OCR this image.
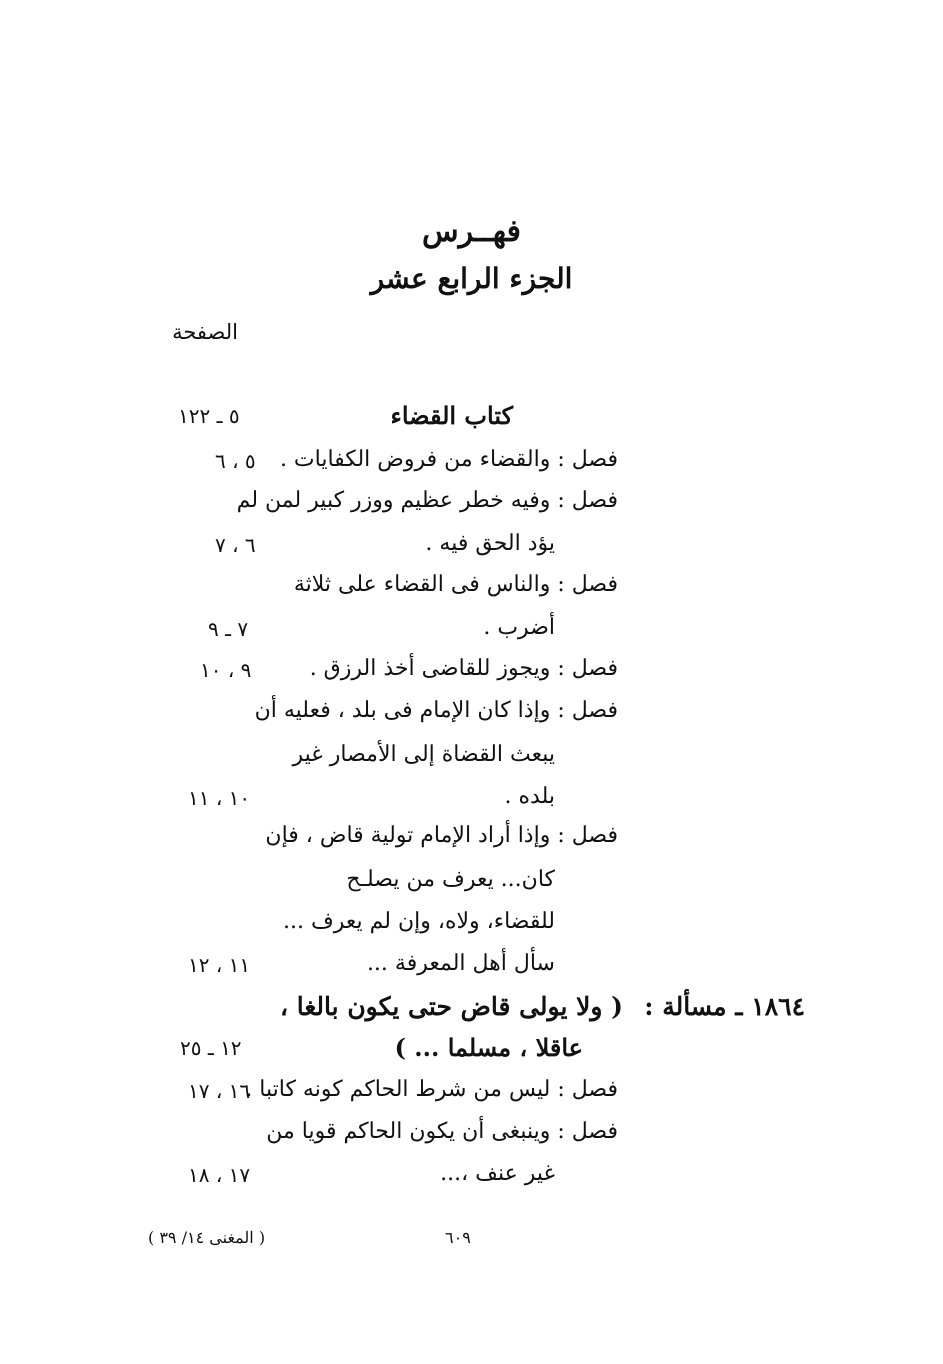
فهــرس
الجزء الرابع عشر
الصفحة
كتاب القضاء
٥ ـ ١٢٢
فصل : والقضاء من فروض الكفايات .
٥ ، ٦
فصل : وفيه خطر عظيم ووزر كبير لمن لم
يؤد الحق فيه .
٦ ، ٧
فصل : والناس فى القضاء على ثلاثة
أضرب .
٧ ـ ٩
فصل : ويجوز للقاضى أخذ الرزق .
٩ ، ١٠
فصل : وإذا كان الإمام فى بلد ، فعليه أن
يبعث القضاة إلى الأمصار غير
بلده .
١٠ ، ١١
فصل : وإذا أراد الإمام تولية قاض ، فإن
كان... يعرف من يصلـح
للقضاء، ولاه، وإن لم يعرف ...
سأل أهل المعرفة ...
١١ ، ١٢
١٨٦٤ ـ مسألة :
( ولا يولى قاض حتى يكون بالغا ،
عاقلا ، مسلما ... )
١٢ ـ ٢٥
فصل : ليس من شرط الحاكم كونه كاتبا .
١٦ ، ١٧
فصل : وينبغى أن يكون الحاكم قويا من
غير عنف ،...
١٧ ، ١٨
٦٠٩
( المغنى ١٤/ ٣٩ )
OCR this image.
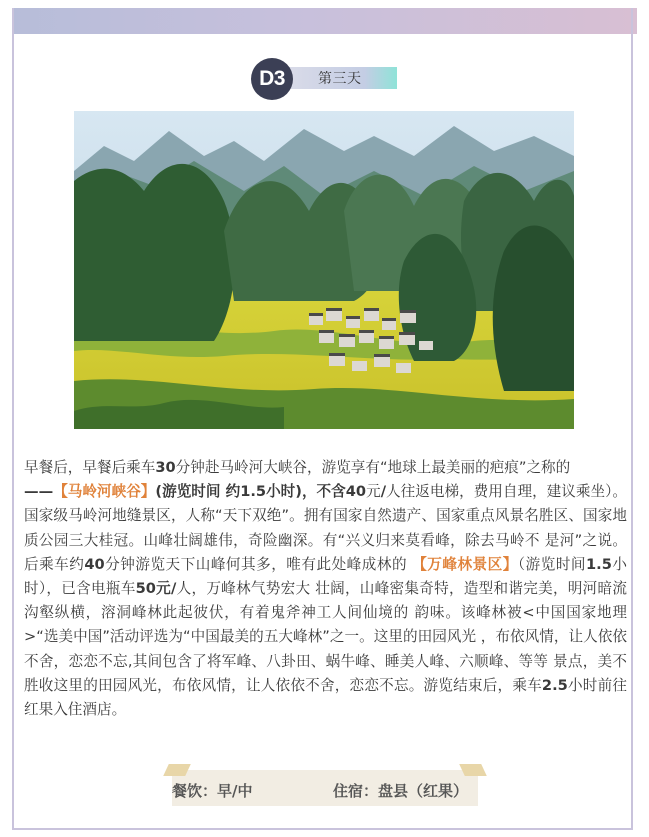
第三天
D3
早餐后，早餐后乘车30分钟赴马岭河大峡谷，游览享有“地球上最美丽的疤痕”之称的
——【马岭河峡谷】(游览时间 约1.5小时)，不含40元/人往返电梯，费用自理，建议乘坐）。国家级马岭河地缝景区，人称“天下双绝”。拥有国家自然遗产、国家重点风景名胜区、国家地质公园三大桂冠。山峰壮阔雄伟，奇险幽深。有“兴义归来莫看峰，除去马岭不 是河”之说。后乘车约40分钟游览天下山峰何其多，唯有此处峰成林的 【万峰林景区】（游览时间1.5小时），已含电瓶车50元/人，万峰林气势宏大 壮阔，山峰密集奇特，造型和谐完美，明河暗流沟壑纵横，溶洞峰林此起彼伏，有着鬼斧神工人间仙境的 韵味。该峰林被<中国国家地理>“选美中国”活动评选为“中国最美的五大峰林”之一。这里的田园风光 ，布依风情，让人依依不舍，恋恋不忘,其间包含了将军峰、八卦田、蜗牛峰、睡美人峰、六顺峰、等等 景点，美不胜收这里的田园风光，布依风情，让人依依不舍，恋恋不忘。游览结束后，乘车2.5小时前往红果入住酒店。
餐饮：早/中	住宿：盘县（红果）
........
Directive => Using the data above, say how many lines include "الحاكم". No other reply is needed.

Task response => 2